Dataset entries:

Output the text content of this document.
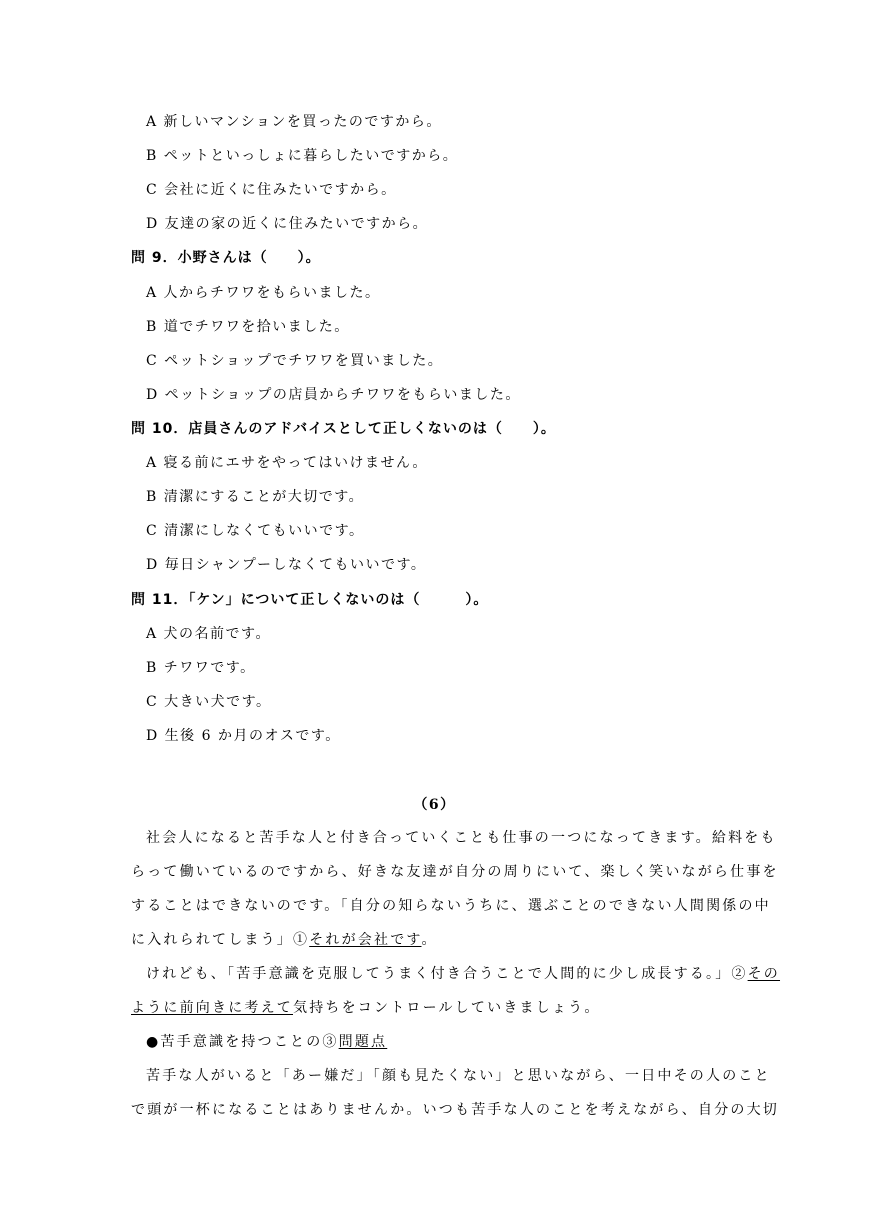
A 新しいマンションを買ったのですから。
B ペットといっしょに暮らしたいですから。
C 会社に近くに住みたいですから。
D 友達の家の近くに住みたいですから。
問 9．小野さんは（　　）。
A 人からチワワをもらいました。
B 道でチワワを拾いました。
C ペットショップでチワワを買いました。
D ペットショップの店員からチワワをもらいました。
問 10．店員さんのアドバイスとして正しくないのは（　　）。
A 寝る前にエサをやってはいけません。
B 清潔にすることが大切です。
C 清潔にしなくてもいいです。
D 毎日シャンプーしなくてもいいです。
問 11．「ケン」について正しくないのは（　　　）。
A 犬の名前です。
B チワワです。
C 大きい犬です。
D 生後 6 か月のオスです。
（6）
社会人になると苦手な人と付き合っていくことも仕事の一つになってきます。給料をも
らって働いているのですから、好きな友達が自分の周りにいて、楽しく笑いながら仕事を
することはできないのです。「自分の知らないうちに、選ぶことのできない人間関係の中
に入れられてしまう」①それが会社です。
けれども、「苦手意識を克服してうまく付き合うことで人間的に少し成長する。」②その
ように前向きに考えて気持ちをコントロールしていきましょう。
●苦手意識を持つことの③問題点
苦手な人がいると「あー嫌だ」「顔も見たくない」と思いながら、一日中その人のこと
で頭が一杯になることはありませんか。いつも苦手な人のことを考えながら、自分の大切
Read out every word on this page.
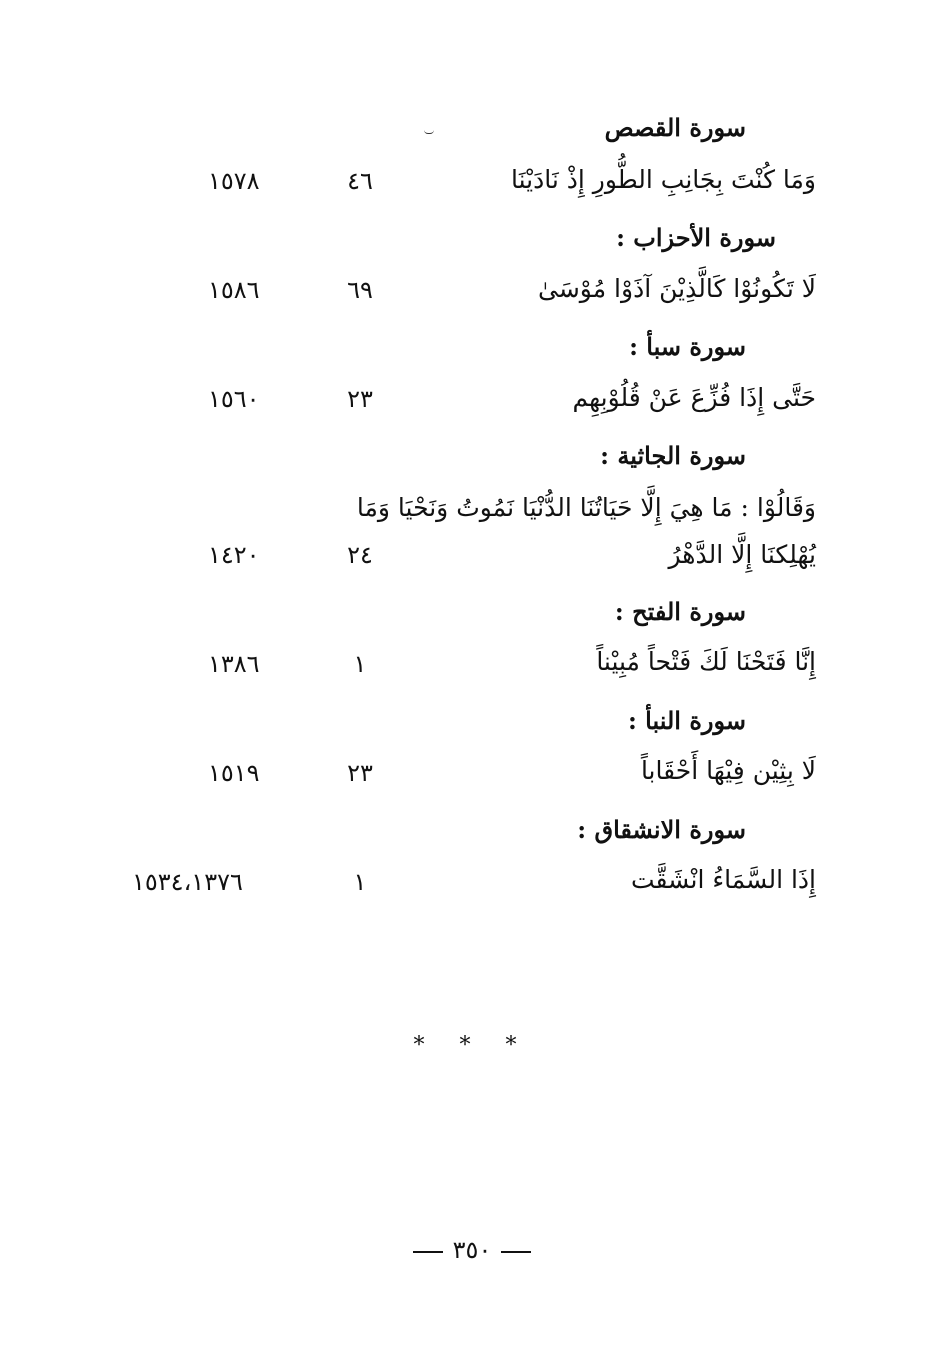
سورة القصص
وَمَا كُنْتَ بِجَانِبِ الطُّورِ إِذْ نَادَيْنَا
٤٦
١٥٧٨
سورة الأحزاب :
لَا تَكُونُوْا كَالَّذِيْنَ آذَوْا مُوْسَىٰ
٦٩
١٥٨٦
سورة سبأ :
حَتَّى إِذَا فُزِّعَ عَنْ قُلُوْبِهِم
٢٣
١٥٦٠
سورة الجاثية :
وَقَالُوْا : مَا هِيَ إِلَّا حَيَاتُنَا الدُّنْيَا نَمُوتُ وَنَحْيَا وَمَا
يُهْلِكنَا إِلَّا الدَّهْرُ
٢٤
١٤٢٠
سورة الفتح :
إِنَّا فَتَحْنَا لَكَ فَتْحاً مُبِيْناً
١
١٣٨٦
سورة النبأ :
لَا بِثِيْن فِيْهَا أَحْقَاباً
٢٣
١٥١٩
سورة الانشقاق :
إِذَا السَّمَاءُ انْشَقَّت
١
١٥٣٤،١٣٧٦
* * *
٣٥٠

### WHAT IS ASKED
The records above need to be restated word for word, with the pictures left out.

### THE RESPONSE
Output the text content of this document.
A 新しいマンションを買ったのですから。
B ペットといっしょに暮らしたいですから。
C 会社に近くに住みたいですから。
D 友達の家の近くに住みたいですから。
問 9．小野さんは（　　）。
A 人からチワワをもらいました。
B 道でチワワを拾いました。
C ペットショップでチワワを買いました。
D ペットショップの店員からチワワをもらいました。
問 10．店員さんのアドバイスとして正しくないのは（　　）。
A 寝る前にエサをやってはいけません。
B 清潔にすることが大切です。
C 清潔にしなくてもいいです。
D 毎日シャンプーしなくてもいいです。
問 11．「ケン」について正しくないのは（　　　）。
A 犬の名前です。
B チワワです。
C 大きい犬です。
D 生後 6 か月のオスです。
（6）
社会人になると苦手な人と付き合っていくことも仕事の一つになってきます。給料をも
らって働いているのですから、好きな友達が自分の周りにいて、楽しく笑いながら仕事を
することはできないのです。「自分の知らないうちに、選ぶことのできない人間関係の中
に入れられてしまう」①それが会社です。
けれども、「苦手意識を克服してうまく付き合うことで人間的に少し成長する。」②その
ように前向きに考えて気持ちをコントロールしていきましょう。
●苦手意識を持つことの③問題点
苦手な人がいると「あー嫌だ」「顔も見たくない」と思いながら、一日中その人のこと
で頭が一杯になることはありませんか。いつも苦手な人のことを考えながら、自分の大切
Read out every word on this page.
سورة القصص
وَمَا كُنْتَ بِجَانِبِ الطُّورِ إِذْ نَادَيْنَا
٤٦
١٥٧٨
سورة الأحزاب :
لَا تَكُونُوْا كَالَّذِيْنَ آذَوْا مُوْسَىٰ
٦٩
١٥٨٦
سورة سبأ :
حَتَّى إِذَا فُزِّعَ عَنْ قُلُوْبِهِم
٢٣
١٥٦٠
سورة الجاثية :
وَقَالُوْا : مَا هِيَ إِلَّا حَيَاتُنَا الدُّنْيَا نَمُوتُ وَنَحْيَا وَمَا
يُهْلِكنَا إِلَّا الدَّهْرُ
٢٤
١٤٢٠
سورة الفتح :
إِنَّا فَتَحْنَا لَكَ فَتْحاً مُبِيْناً
١
١٣٨٦
سورة النبأ :
لَا بِثِيْن فِيْهَا أَحْقَاباً
٢٣
١٥١٩
سورة الانشقاق :
إِذَا السَّمَاءُ انْشَقَّت
١
١٥٣٤،١٣٧٦
* * *
٣٥٠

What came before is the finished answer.